(SHORT PROBLEM) Below is a set of records. Repeat all of them exactly.

(DATA ENTRIES)

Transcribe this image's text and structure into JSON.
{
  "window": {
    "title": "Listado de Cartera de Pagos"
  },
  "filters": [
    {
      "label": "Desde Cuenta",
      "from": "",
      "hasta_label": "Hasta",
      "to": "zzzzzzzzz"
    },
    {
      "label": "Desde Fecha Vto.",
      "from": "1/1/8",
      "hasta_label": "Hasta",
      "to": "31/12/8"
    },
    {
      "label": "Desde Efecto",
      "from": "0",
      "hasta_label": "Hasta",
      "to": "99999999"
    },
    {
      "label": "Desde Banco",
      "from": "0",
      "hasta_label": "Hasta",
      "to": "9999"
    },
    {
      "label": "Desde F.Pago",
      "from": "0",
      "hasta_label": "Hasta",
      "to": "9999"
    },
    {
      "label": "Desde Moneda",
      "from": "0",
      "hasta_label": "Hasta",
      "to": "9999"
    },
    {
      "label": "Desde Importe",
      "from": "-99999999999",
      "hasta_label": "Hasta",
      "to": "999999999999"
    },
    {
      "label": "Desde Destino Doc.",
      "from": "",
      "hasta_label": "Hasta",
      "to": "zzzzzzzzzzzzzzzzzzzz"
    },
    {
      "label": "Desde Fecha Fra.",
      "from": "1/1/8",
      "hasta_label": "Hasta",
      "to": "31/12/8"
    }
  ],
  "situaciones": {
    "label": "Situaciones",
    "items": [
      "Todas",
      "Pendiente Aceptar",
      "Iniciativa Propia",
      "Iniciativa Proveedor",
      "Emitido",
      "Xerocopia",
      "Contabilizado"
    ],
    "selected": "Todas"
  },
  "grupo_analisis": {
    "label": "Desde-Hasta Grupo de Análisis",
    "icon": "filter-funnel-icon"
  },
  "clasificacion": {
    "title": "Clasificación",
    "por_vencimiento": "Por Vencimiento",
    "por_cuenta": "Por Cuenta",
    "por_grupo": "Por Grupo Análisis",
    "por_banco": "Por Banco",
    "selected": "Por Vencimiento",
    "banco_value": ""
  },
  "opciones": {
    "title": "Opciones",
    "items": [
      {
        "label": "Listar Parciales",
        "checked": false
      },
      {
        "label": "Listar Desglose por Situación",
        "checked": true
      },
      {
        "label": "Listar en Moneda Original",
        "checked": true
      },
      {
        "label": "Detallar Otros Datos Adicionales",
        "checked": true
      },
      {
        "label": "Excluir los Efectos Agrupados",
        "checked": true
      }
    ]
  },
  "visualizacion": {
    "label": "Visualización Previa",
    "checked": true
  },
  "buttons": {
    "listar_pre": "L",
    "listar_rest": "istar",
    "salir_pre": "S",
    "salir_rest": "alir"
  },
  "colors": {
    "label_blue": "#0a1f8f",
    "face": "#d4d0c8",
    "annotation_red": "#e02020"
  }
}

(SOLUTION TO THIS TASK)
Transcribe this image's text and structure into JSON.
{
  "window": {
    "title": "Listado de Cartera de Pagos"
  },
  "filters": [
    {
      "label": "Desde Cuenta",
      "from": "",
      "hasta_label": "Hasta",
      "to": "zzzzzzzzz"
    },
    {
      "label": "Desde Fecha Vto.",
      "from": "1/1/8",
      "hasta_label": "Hasta",
      "to": "31/12/8"
    },
    {
      "label": "Desde Efecto",
      "from": "0",
      "hasta_label": "Hasta",
      "to": "99999999"
    },
    {
      "label": "Desde Banco",
      "from": "0",
      "hasta_label": "Hasta",
      "to": "9999"
    },
    {
      "label": "Desde F.Pago",
      "from": "0",
      "hasta_label": "Hasta",
      "to": "9999"
    },
    {
      "label": "Desde Moneda",
      "from": "0",
      "hasta_label": "Hasta",
      "to": "9999"
    },
    {
      "label": "Desde Importe",
      "from": "-99999999999",
      "hasta_label": "Hasta",
      "to": "999999999999"
    },
    {
      "label": "Desde Destino Doc.",
      "from": "",
      "hasta_label": "Hasta",
      "to": "zzzzzzzzzzzzzzzzzzzz"
    },
    {
      "label": "Desde Fecha Fra.",
      "from": "1/1/8",
      "hasta_label": "Hasta",
      "to": "31/12/8"
    }
  ],
  "situaciones": {
    "label": "Situaciones",
    "items": [
      "Todas",
      "Pendiente Aceptar",
      "Iniciativa Propia",
      "Iniciativa Proveedor",
      "Emitido",
      "Xerocopia",
      "Contabilizado"
    ],
    "selected": "Todas"
  },
  "grupo_analisis": {
    "label": "Desde-Hasta Grupo de Análisis",
    "icon": "filter-funnel-icon"
  },
  "clasificacion": {
    "title": "Clasificación",
    "por_vencimiento": "Por Vencimiento",
    "por_cuenta": "Por Cuenta",
    "por_grupo": "Por Grupo Análisis",
    "por_banco": "Por Banco",
    "selected": "Por Vencimiento",
    "banco_value": ""
  },
  "opciones": {
    "title": "Opciones",
    "items": [
      {
        "label": "Listar Parciales",
        "checked": false
      },
      {
        "label": "Listar Desglose por Situación",
        "checked": true
      },
      {
        "label": "Listar en Moneda Original",
        "checked": true
      },
      {
        "label": "Detallar Otros Datos Adicionales",
        "checked": true
      },
      {
        "label": "Excluir los Efectos Agrupados",
        "checked": true
      }
    ]
  },
  "visualizacion": {
    "label": "Visualización Previa",
    "checked": true
  },
  "buttons": {
    "listar_pre": "L",
    "listar_rest": "istar",
    "salir_pre": "S",
    "salir_rest": "alir"
  },
  "colors": {
    "label_blue": "#0a1f8f",
    "face": "#d4d0c8",
    "annotation_red": "#e02020"
  }
}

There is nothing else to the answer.